> _DIRECTION_
Filter this data down to the lines that hold "CLASSE", and copy them.

━━ INPUT DATA ━━

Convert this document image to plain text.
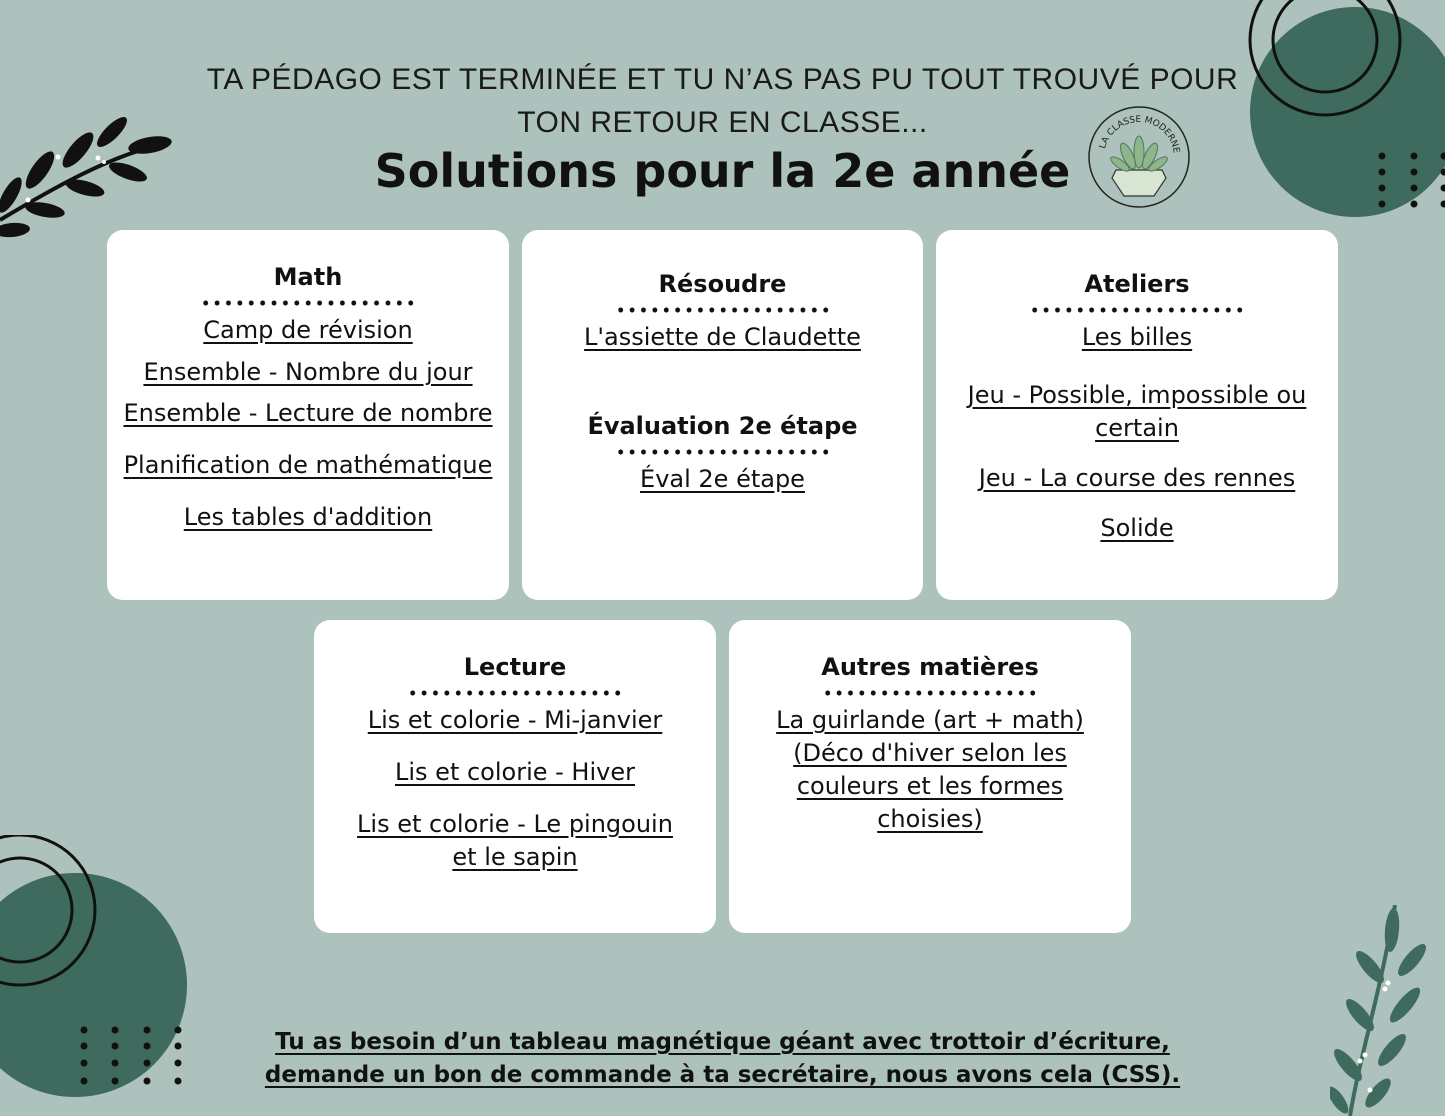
TA PÉDAGO EST TERMINÉE ET TU N’AS PAS PU TOUT TROUVÉ POUR
TON RETOUR EN CLASSE...
Solutions pour la 2e année	LA CLASSE MODERNE
Math
Camp de révision
Ensemble - Nombre du jour
Ensemble - Lecture de nombre
Planification de mathématique
Les tables d'addition
Résoudre
L'assiette de Claudette
Évaluation 2e étape
Éval 2e étape
Ateliers
Les billes
Jeu - Possible, impossible ou certain
Jeu - La course des rennes
Solide
Lecture
Lis et colorie - Mi-janvier
Lis et colorie - Hiver
Lis et colorie - Le pingouin et le sapin
Autres matières
La guirlande (art + math) (Déco d'hiver selon les couleurs et les formes choisies)
Tu as besoin d’un tableau magnétique géant avec trottoir d’écriture,
demande un bon de commande à ta secrétaire, nous avons cela (CSS).
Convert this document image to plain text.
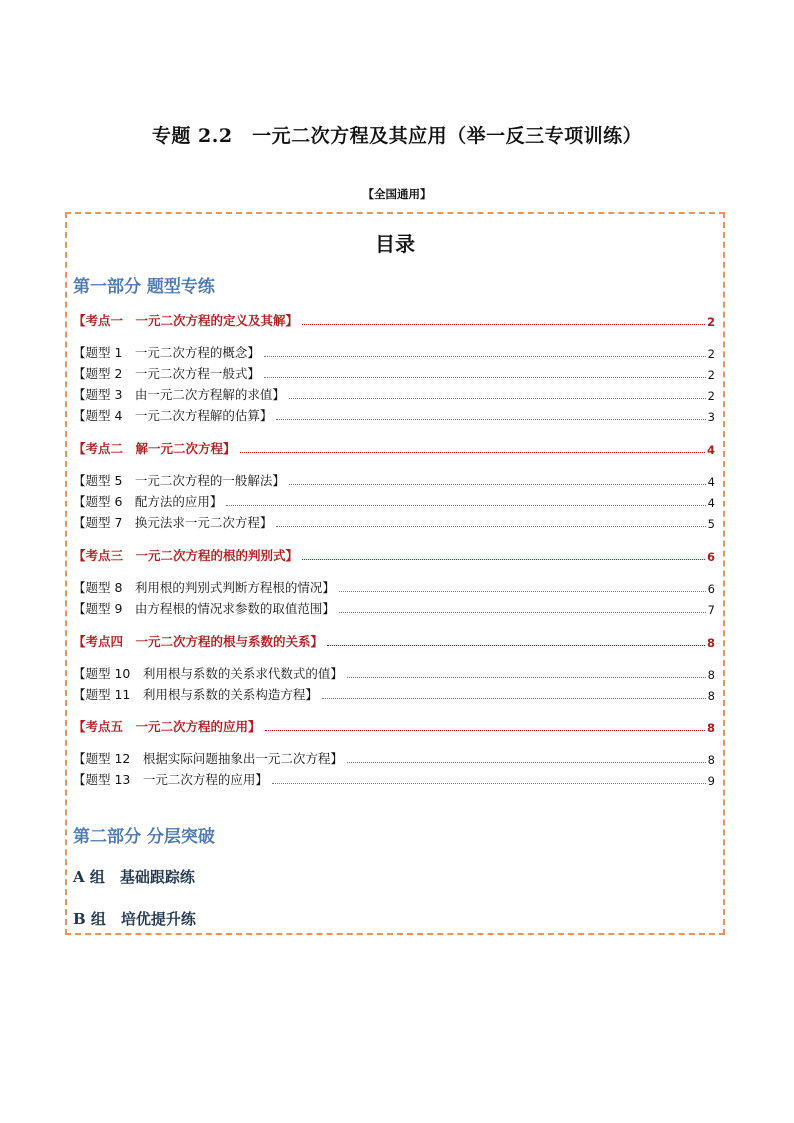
专题 2.2　一元二次方程及其应用（举一反三专项训练）
【全国通用】
目录
第一部分 题型专练
第二部分 分层突破
A 组　基础跟踪练
B 组　培优提升练
【考点一　一元二次方程的定义及其解】	2
【题型 1　一元二次方程的概念】	2
【题型 2　一元二次方程一般式】	2
【题型 3　由一元二次方程解的求值】	2
【题型 4　一元二次方程解的估算】	3
【考点二　解一元二次方程】	4
【题型 5　一元二次方程的一般解法】	4
【题型 6　配方法的应用】	4
【题型 7　换元法求一元二次方程】	5
【考点三　一元二次方程的根的判别式】	6
【题型 8　利用根的判别式判断方程根的情况】	6
【题型 9　由方程根的情况求参数的取值范围】	7
【考点四　一元二次方程的根与系数的关系】	8
【题型 10　利用根与系数的关系求代数式的值】	8
【题型 11　利用根与系数的关系构造方程】	8
【考点五　一元二次方程的应用】	8
【题型 12　根据实际问题抽象出一元二次方程】	8
【题型 13　一元二次方程的应用】	9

━━━

> _TASK RESPONSE_
TON RETOUR EN CLASSE...
Solutions pour la 2e année	LA CLASSE MODERNE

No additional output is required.